Records shown ▸
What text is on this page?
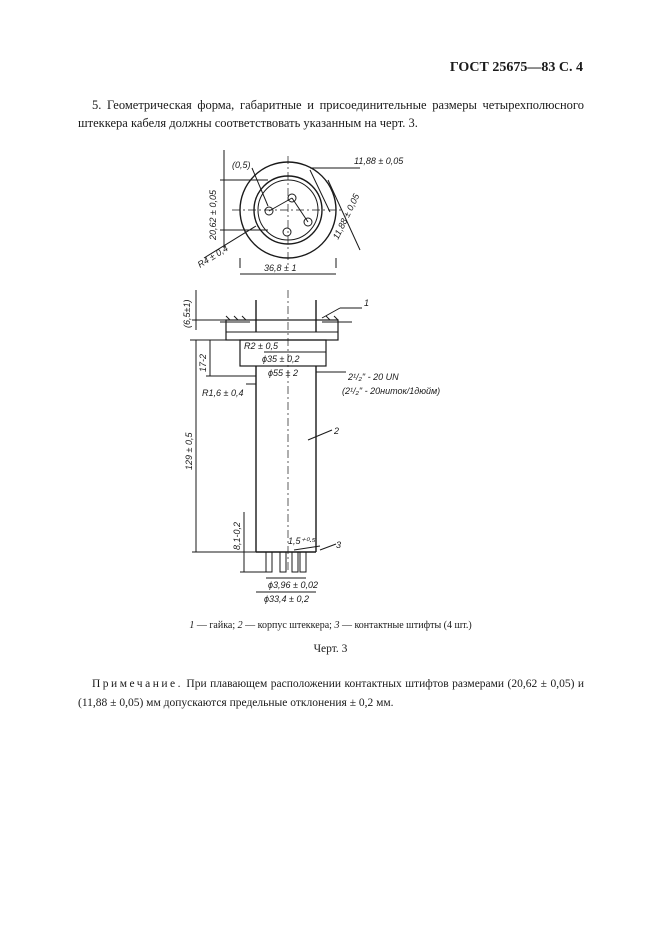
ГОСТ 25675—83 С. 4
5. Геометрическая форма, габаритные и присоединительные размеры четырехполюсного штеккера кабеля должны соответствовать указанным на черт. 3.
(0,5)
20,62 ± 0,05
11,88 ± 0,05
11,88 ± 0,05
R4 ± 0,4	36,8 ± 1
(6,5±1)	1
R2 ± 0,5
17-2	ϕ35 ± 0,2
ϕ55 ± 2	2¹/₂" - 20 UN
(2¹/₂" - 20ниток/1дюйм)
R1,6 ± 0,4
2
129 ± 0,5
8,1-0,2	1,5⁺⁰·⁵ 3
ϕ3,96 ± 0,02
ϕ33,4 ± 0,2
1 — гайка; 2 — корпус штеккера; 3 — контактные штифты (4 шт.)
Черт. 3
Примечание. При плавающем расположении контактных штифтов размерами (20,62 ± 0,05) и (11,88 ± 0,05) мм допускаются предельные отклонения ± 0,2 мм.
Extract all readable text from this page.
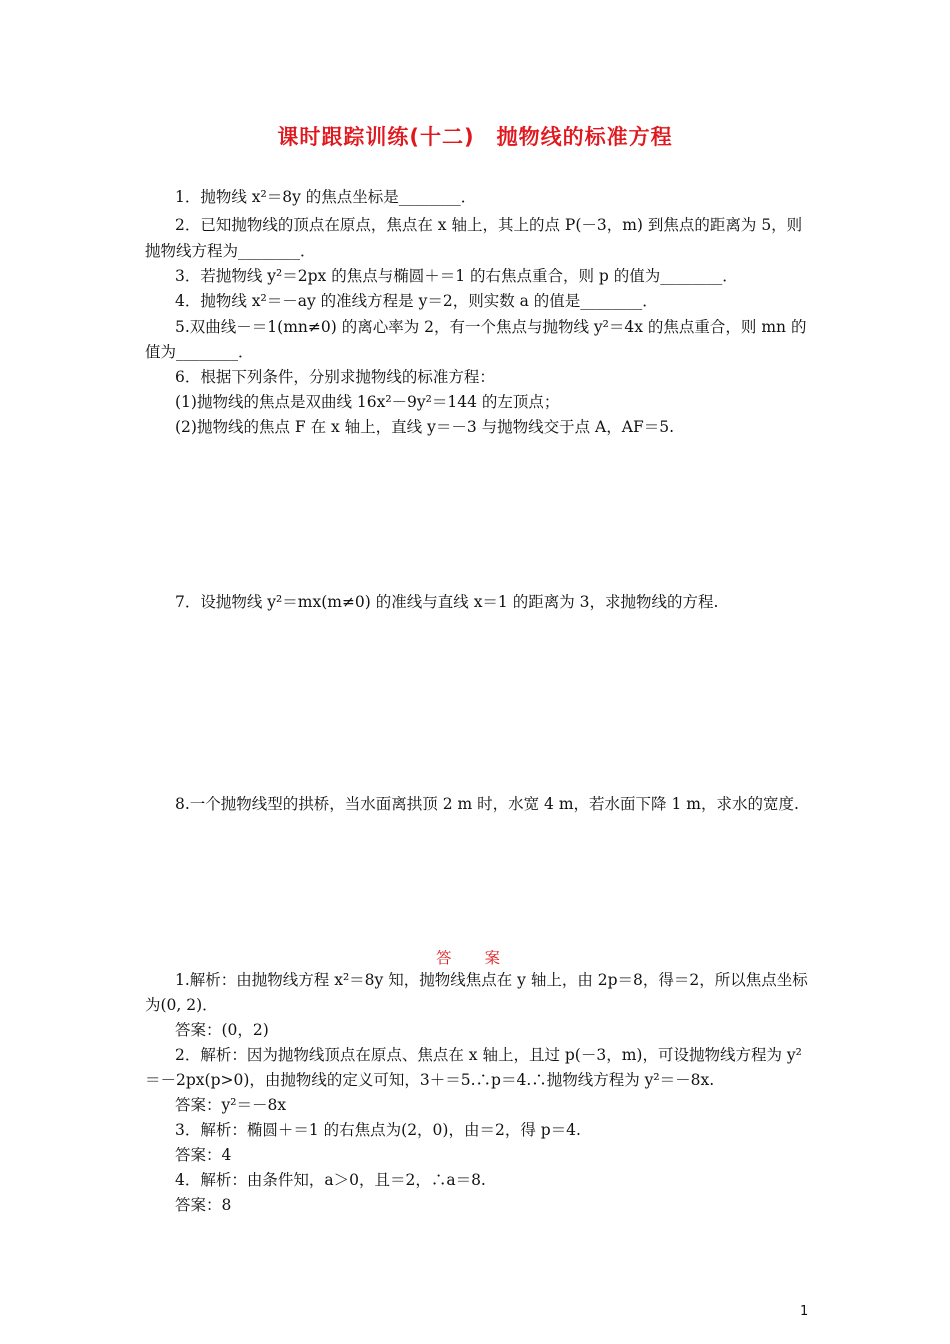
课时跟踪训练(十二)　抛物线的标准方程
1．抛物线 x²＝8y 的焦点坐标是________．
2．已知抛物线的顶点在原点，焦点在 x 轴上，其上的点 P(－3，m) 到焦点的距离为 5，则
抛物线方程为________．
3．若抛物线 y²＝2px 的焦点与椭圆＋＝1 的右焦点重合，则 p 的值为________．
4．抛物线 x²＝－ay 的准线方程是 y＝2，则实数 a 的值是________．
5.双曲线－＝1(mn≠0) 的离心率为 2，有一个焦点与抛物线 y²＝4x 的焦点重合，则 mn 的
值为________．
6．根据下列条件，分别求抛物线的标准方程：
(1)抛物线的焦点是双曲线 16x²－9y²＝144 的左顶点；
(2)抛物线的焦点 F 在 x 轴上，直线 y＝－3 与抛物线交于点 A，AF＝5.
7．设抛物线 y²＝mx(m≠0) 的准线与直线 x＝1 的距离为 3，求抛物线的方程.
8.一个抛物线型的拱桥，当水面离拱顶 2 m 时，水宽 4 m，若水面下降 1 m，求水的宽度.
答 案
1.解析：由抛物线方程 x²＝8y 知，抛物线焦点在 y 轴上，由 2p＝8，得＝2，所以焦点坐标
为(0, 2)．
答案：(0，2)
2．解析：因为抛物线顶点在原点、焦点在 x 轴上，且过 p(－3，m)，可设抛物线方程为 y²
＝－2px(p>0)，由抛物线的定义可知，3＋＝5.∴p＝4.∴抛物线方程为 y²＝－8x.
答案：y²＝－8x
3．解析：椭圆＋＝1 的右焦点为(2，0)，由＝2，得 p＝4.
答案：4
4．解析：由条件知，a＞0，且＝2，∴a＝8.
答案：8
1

Task directions ▸ Without the pictures, return the entries exactly as they appear.

Task output ▸
What text is on this page?
ГОСТ 25675—83 С. 4
5. Геометрическая форма, габаритные и присоединительные размеры четырехполюсного штеккера кабеля должны соответствовать указанным на черт. 3.
(0,5)
20,62 ± 0,05
11,88 ± 0,05
11,88 ± 0,05
R4 ± 0,4	36,8 ± 1
(6,5±1)	1
R2 ± 0,5
17-2	ϕ35 ± 0,2
ϕ55 ± 2	2¹/₂" - 20 UN
(2¹/₂" - 20ниток/1дюйм)
R1,6 ± 0,4
2
129 ± 0,5
8,1-0,2	1,5⁺⁰·⁵ 3
ϕ3,96 ± 0,02
ϕ33,4 ± 0,2
1 — гайка; 2 — корпус штеккера; 3 — контактные штифты (4 шт.)
Черт. 3
Примечание. При плавающем расположении контактных штифтов размерами (20,62 ± 0,05) и (11,88 ± 0,05) мм допускаются предельные отклонения ± 0,2 мм.
Extract all readable text from this page.
课时跟踪训练(十二)　抛物线的标准方程
1．抛物线 x²＝8y 的焦点坐标是________．
2．已知抛物线的顶点在原点，焦点在 x 轴上，其上的点 P(－3，m) 到焦点的距离为 5，则
抛物线方程为________．
3．若抛物线 y²＝2px 的焦点与椭圆＋＝1 的右焦点重合，则 p 的值为________．
4．抛物线 x²＝－ay 的准线方程是 y＝2，则实数 a 的值是________．
5.双曲线－＝1(mn≠0) 的离心率为 2，有一个焦点与抛物线 y²＝4x 的焦点重合，则 mn 的
值为________．
6．根据下列条件，分别求抛物线的标准方程：
(1)抛物线的焦点是双曲线 16x²－9y²＝144 的左顶点；
(2)抛物线的焦点 F 在 x 轴上，直线 y＝－3 与抛物线交于点 A，AF＝5.
7．设抛物线 y²＝mx(m≠0) 的准线与直线 x＝1 的距离为 3，求抛物线的方程.
8.一个抛物线型的拱桥，当水面离拱顶 2 m 时，水宽 4 m，若水面下降 1 m，求水的宽度.
答 案
1.解析：由抛物线方程 x²＝8y 知，抛物线焦点在 y 轴上，由 2p＝8，得＝2，所以焦点坐标
为(0, 2)．
答案：(0，2)
2．解析：因为抛物线顶点在原点、焦点在 x 轴上，且过 p(－3，m)，可设抛物线方程为 y²
＝－2px(p>0)，由抛物线的定义可知，3＋＝5.∴p＝4.∴抛物线方程为 y²＝－8x.
答案：y²＝－8x
3．解析：椭圆＋＝1 的右焦点为(2，0)，由＝2，得 p＝4.
答案：4
4．解析：由条件知，a＞0，且＝2，∴a＝8.
答案：8
1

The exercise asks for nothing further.